[Chandler-dev] Pre-loading items as a performance optimization
Grant Baillie
grant at osafoundation.org
Thu Oct 5 15:12:24 PDT 2006
On 5 Oct, 2006, at 09:42, Morgen Sagen wrote:
>
> On Oct 4, 2006, at 3:30 PM, Grant Baillie wrote:
>
>> On 4 Oct, 2006, at 14:37, Morgen Sagen wrote:
>>
>>> I did try replacing those mStart and mEnd calls like this:
>>>
>>> testVal = getattr(EventStamp(view[key]), startAttrName)
>>>
>>> with calls like this:
>>>
>>> testVal = view.findValue(key, getattr(EventStamp,
>>> startAttrName).name)
>>>
>>> to avoid loading, but overall a similar number of items was being
>>> loaded anyway (32 items loaded versus 34, if I recall). Also,
>>> there are some cases where findValue( ) doesn't work -- when an
>>> attribute is Calculated, the item needs to be loaded and getattr
>>> used.
+++
* _Task_: From the mailing-list post on pre-loading items, give back everything from "[Chandler-dev] Pre-loading items" down to "testVal = getattr(EventStamp(view[key]), startAttrName)", word for word. You can do this without the records.

* _Source data_:
+++
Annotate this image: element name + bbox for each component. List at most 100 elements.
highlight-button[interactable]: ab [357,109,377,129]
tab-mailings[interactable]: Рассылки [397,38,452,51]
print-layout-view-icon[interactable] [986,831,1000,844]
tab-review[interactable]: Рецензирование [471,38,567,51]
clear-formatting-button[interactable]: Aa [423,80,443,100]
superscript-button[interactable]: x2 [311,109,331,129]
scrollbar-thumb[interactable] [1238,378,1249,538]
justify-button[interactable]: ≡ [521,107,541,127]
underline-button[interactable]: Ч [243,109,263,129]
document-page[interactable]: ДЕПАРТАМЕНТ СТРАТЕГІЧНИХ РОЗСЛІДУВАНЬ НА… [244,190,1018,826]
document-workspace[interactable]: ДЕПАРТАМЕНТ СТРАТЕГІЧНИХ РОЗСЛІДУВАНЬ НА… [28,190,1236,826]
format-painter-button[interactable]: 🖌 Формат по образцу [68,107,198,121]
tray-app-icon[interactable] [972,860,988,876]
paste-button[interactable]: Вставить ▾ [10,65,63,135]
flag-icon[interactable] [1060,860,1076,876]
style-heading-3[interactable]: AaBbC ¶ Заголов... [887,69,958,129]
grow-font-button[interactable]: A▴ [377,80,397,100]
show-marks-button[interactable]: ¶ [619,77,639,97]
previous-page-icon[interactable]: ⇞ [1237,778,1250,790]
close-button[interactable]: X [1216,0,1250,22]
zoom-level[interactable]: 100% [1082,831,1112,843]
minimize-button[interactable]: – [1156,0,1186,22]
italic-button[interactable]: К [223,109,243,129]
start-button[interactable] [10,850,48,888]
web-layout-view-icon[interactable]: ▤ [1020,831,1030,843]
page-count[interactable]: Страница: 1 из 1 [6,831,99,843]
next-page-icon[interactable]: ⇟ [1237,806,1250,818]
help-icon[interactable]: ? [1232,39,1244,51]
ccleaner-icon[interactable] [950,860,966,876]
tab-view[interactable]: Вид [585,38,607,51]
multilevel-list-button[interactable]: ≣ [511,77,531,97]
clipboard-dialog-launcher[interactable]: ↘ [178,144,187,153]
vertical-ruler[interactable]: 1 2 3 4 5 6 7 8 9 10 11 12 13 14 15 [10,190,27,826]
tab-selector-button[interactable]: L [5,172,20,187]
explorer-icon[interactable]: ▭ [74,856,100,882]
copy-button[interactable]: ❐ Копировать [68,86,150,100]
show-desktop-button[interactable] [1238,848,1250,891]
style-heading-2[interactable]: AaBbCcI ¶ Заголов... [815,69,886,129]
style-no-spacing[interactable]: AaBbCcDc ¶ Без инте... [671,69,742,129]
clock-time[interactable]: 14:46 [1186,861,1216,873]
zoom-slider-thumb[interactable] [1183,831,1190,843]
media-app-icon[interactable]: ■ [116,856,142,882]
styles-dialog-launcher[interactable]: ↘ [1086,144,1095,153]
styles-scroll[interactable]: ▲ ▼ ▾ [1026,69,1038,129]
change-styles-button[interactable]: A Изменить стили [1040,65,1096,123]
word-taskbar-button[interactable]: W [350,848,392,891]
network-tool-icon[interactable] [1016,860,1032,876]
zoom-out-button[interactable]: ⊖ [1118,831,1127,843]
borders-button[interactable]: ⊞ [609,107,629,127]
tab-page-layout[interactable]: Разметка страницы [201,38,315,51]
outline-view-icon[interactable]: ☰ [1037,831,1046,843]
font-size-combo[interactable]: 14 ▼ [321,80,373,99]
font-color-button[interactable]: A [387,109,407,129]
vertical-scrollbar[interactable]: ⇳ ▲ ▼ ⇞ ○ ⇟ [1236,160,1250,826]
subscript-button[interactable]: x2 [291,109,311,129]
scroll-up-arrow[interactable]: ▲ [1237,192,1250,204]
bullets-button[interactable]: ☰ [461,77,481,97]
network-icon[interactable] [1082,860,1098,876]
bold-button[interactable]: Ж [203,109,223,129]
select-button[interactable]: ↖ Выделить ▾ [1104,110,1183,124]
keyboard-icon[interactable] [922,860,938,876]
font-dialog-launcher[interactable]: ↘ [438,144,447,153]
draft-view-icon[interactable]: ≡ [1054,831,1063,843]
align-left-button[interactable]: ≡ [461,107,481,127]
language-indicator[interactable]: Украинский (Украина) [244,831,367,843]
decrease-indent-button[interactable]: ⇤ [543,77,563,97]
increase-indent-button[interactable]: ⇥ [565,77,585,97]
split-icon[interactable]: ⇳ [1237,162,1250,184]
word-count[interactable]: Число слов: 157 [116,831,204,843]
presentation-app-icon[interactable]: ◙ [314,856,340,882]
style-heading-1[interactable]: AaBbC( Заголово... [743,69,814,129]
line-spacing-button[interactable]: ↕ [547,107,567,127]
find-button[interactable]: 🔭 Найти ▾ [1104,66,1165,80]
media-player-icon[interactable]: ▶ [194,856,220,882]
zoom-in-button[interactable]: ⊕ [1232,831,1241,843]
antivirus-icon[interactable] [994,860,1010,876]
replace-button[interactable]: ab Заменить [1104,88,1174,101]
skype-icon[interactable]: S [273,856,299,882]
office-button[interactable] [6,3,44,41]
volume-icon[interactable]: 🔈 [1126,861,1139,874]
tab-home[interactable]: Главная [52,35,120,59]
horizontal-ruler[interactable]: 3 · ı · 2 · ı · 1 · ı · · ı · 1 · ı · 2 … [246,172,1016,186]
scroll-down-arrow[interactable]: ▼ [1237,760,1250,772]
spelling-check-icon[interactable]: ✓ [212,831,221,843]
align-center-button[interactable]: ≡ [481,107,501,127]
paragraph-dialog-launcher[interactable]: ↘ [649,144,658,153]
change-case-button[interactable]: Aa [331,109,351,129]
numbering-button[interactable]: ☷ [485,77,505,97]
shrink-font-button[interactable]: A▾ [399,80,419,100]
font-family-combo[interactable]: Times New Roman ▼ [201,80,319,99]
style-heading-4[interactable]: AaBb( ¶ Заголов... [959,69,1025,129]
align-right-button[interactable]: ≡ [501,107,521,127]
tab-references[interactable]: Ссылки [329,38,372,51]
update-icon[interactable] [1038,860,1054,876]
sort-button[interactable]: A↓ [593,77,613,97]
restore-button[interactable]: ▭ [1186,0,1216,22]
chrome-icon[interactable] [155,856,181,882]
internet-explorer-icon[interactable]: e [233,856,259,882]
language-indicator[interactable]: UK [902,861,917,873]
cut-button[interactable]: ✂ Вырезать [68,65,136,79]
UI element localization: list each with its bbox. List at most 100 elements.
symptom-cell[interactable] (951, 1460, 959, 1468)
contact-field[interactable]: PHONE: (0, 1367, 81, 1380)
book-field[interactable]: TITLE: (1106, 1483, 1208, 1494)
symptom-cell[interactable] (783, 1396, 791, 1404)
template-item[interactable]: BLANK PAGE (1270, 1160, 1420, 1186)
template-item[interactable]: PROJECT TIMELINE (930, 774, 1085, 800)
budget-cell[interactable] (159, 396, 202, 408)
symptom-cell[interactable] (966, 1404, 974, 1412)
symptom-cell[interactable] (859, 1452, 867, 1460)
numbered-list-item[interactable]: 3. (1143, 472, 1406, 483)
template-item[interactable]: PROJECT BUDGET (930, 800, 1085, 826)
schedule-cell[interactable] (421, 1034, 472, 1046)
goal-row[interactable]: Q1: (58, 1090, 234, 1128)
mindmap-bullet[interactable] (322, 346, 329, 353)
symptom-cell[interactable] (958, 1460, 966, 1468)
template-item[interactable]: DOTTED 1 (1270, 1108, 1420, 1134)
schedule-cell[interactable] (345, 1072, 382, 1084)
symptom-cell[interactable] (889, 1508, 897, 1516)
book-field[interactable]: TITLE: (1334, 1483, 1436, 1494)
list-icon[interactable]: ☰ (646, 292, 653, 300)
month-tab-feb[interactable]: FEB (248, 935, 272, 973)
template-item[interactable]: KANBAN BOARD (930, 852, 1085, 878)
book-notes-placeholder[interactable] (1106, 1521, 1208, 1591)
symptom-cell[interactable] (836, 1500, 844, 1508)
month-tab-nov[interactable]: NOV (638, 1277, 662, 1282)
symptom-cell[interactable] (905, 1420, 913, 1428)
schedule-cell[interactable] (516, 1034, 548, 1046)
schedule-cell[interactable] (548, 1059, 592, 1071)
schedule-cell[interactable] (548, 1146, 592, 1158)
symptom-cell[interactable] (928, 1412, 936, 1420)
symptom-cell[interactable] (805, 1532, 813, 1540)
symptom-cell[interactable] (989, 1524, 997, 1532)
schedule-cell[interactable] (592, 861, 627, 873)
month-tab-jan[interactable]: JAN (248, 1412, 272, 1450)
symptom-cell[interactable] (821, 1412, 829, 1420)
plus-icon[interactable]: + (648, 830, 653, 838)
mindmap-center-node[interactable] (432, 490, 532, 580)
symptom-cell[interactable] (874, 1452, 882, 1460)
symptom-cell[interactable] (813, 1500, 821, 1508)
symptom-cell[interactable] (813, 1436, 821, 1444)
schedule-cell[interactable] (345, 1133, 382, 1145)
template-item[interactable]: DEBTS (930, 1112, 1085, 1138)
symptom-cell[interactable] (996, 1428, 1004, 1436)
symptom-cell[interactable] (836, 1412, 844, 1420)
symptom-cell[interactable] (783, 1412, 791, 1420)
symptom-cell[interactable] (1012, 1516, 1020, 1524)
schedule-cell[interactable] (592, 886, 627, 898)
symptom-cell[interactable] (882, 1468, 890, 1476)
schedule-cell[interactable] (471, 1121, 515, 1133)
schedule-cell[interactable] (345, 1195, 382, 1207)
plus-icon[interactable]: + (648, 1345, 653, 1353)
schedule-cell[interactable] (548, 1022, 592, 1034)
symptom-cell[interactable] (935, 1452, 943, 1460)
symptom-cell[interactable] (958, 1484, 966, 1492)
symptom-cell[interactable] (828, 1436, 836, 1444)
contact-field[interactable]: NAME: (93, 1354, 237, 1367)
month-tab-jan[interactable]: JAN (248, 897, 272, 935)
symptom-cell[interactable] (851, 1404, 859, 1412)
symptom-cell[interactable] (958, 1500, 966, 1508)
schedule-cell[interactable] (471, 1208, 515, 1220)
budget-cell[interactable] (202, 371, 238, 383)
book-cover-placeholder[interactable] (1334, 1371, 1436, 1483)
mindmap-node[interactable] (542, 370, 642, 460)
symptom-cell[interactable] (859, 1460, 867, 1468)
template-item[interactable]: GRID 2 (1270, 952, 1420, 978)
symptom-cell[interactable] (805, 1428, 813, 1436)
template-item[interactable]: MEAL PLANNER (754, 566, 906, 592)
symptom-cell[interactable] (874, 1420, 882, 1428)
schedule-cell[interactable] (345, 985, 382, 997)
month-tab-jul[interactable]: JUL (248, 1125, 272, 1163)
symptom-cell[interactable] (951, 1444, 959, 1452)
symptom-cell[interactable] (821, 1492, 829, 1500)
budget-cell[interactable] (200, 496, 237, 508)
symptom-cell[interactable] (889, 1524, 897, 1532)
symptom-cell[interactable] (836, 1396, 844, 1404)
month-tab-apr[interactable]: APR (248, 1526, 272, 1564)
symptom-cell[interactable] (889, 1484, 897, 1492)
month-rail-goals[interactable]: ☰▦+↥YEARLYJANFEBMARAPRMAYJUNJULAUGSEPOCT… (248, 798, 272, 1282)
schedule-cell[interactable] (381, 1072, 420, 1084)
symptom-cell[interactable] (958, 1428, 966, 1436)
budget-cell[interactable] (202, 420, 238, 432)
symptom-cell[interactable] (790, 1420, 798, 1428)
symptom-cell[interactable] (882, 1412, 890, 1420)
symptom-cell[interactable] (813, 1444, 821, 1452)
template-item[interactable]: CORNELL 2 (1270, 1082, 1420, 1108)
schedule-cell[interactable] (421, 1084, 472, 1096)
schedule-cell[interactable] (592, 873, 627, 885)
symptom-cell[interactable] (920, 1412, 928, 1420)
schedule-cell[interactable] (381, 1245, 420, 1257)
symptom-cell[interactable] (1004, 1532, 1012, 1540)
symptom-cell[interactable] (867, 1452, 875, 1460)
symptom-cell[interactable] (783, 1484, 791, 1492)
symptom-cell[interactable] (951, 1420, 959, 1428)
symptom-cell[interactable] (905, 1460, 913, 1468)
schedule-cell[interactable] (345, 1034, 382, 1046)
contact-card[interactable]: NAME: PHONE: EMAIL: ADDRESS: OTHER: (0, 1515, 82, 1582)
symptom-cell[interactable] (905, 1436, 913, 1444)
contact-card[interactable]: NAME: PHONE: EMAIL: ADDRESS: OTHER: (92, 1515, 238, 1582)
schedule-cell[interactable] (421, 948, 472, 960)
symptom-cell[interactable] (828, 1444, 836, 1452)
+++
* _Task response_:
[Chandler-dev] Pre-loading items as a performance optimization
Grant Baillie
grant at osafoundation.org
Thu Oct 5 15:12:24 PDT 2006
On 5 Oct, 2006, at 09:42, Morgen Sagen wrote:
>
> On Oct 4, 2006, at 3:30 PM, Grant Baillie wrote:
>
>> On 4 Oct, 2006, at 14:37, Morgen Sagen wrote:
>>
>>> I did try replacing those mStart and mEnd calls like this:
>>>
>>> testVal = getattr(EventStamp(view[key]), startAttrName)